» **STATED GOAL**: Search the entries below. Return every line that has "dextools" in it.

Dataset records
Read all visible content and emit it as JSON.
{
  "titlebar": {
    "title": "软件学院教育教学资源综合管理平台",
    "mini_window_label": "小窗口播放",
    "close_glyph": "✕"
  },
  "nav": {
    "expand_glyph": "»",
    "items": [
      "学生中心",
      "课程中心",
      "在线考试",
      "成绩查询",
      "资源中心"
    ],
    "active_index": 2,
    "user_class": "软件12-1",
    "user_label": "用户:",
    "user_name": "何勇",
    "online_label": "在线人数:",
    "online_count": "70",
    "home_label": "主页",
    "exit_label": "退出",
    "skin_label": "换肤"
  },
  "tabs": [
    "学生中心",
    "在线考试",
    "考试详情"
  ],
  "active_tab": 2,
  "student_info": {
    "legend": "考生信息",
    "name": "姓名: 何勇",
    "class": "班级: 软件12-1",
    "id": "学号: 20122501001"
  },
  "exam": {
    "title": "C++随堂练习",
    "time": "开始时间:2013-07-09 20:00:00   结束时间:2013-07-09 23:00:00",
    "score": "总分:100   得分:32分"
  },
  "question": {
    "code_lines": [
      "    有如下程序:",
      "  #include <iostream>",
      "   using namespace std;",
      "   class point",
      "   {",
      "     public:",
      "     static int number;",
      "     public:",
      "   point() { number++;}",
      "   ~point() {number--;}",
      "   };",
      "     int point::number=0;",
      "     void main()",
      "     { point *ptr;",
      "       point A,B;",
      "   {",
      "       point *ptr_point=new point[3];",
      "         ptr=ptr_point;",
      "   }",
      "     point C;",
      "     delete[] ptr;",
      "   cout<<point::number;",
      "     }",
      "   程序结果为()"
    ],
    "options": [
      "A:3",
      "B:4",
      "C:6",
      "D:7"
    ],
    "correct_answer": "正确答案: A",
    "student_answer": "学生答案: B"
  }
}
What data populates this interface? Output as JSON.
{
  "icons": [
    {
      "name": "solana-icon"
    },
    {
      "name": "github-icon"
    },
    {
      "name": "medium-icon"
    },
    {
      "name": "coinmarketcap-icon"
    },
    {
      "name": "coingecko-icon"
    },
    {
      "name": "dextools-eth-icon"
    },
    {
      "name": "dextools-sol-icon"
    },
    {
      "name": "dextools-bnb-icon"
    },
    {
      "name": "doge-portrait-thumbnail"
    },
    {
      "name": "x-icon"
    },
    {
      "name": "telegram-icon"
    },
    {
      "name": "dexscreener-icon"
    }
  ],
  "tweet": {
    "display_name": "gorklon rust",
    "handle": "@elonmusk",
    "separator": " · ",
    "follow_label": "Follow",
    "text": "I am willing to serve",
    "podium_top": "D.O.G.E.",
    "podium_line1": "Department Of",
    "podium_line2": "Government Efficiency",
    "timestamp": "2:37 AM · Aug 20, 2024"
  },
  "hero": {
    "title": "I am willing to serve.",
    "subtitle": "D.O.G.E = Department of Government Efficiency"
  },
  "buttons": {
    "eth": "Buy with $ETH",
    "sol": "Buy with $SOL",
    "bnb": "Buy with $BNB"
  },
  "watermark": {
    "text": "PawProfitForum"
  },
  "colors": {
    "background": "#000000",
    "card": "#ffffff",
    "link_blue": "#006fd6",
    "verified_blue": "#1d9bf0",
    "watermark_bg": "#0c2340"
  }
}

» **ANSWER TO THE EXERCISE**:
      "name": "dextools-eth-icon"
      "name": "dextools-sol-icon"
      "name": "dextools-bnb-icon"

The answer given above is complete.